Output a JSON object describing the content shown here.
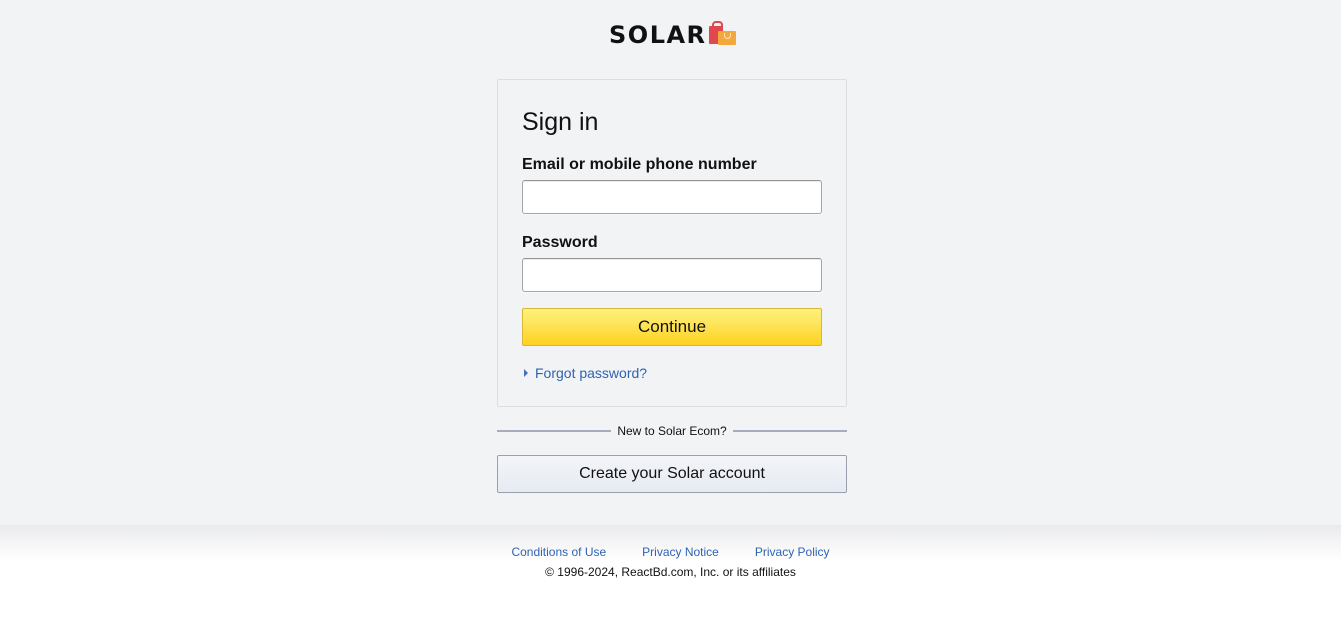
{
  "header": {
    "logo_text": "SOLAR",
    "logo_icon": "shopping-bags-icon"
  },
  "signin": {
    "title": "Sign in",
    "email_label": "Email or mobile phone number",
    "email_value": "",
    "password_label": "Password",
    "password_value": "",
    "continue_label": "Continue",
    "forgot_label": "Forgot password?",
    "forgot_icon": "caret-right-icon"
  },
  "divider": {
    "text": "New to Solar Ecom?"
  },
  "create_account": {
    "label": "Create your Solar account"
  },
  "footer": {
    "links": [
      "Conditions of Use",
      "Privacy Notice",
      "Privacy Policy"
    ],
    "copyright": "© 1996-2024, ReactBd.com, Inc. or its affiliates"
  },
  "colors": {
    "background": "#f2f3f4",
    "continue_button": "#fed21f",
    "link": "#2e63b4"
  }
}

◇ ◇ ◇ ◇ ◇ ◇ ◇

▸ **TASK DETAILS**: Repeat the material above word for word and skip every image in it.

▸ **TASK OUTPUT**:
Output a JSON object describing the content shown here.
{
  "header": {
    "logo_text": "SOLAR",
    "logo_icon": "shopping-bags-icon"
  },
  "signin": {
    "title": "Sign in",
    "email_label": "Email or mobile phone number",
    "email_value": "",
    "password_label": "Password",
    "password_value": "",
    "continue_label": "Continue",
    "forgot_label": "Forgot password?",
    "forgot_icon": "caret-right-icon"
  },
  "divider": {
    "text": "New to Solar Ecom?"
  },
  "create_account": {
    "label": "Create your Solar account"
  },
  "footer": {
    "links": [
      "Conditions of Use",
      "Privacy Notice",
      "Privacy Policy"
    ],
    "copyright": "© 1996-2024, ReactBd.com, Inc. or its affiliates"
  },
  "colors": {
    "background": "#f2f3f4",
    "continue_button": "#fed21f",
    "link": "#2e63b4"
  }
}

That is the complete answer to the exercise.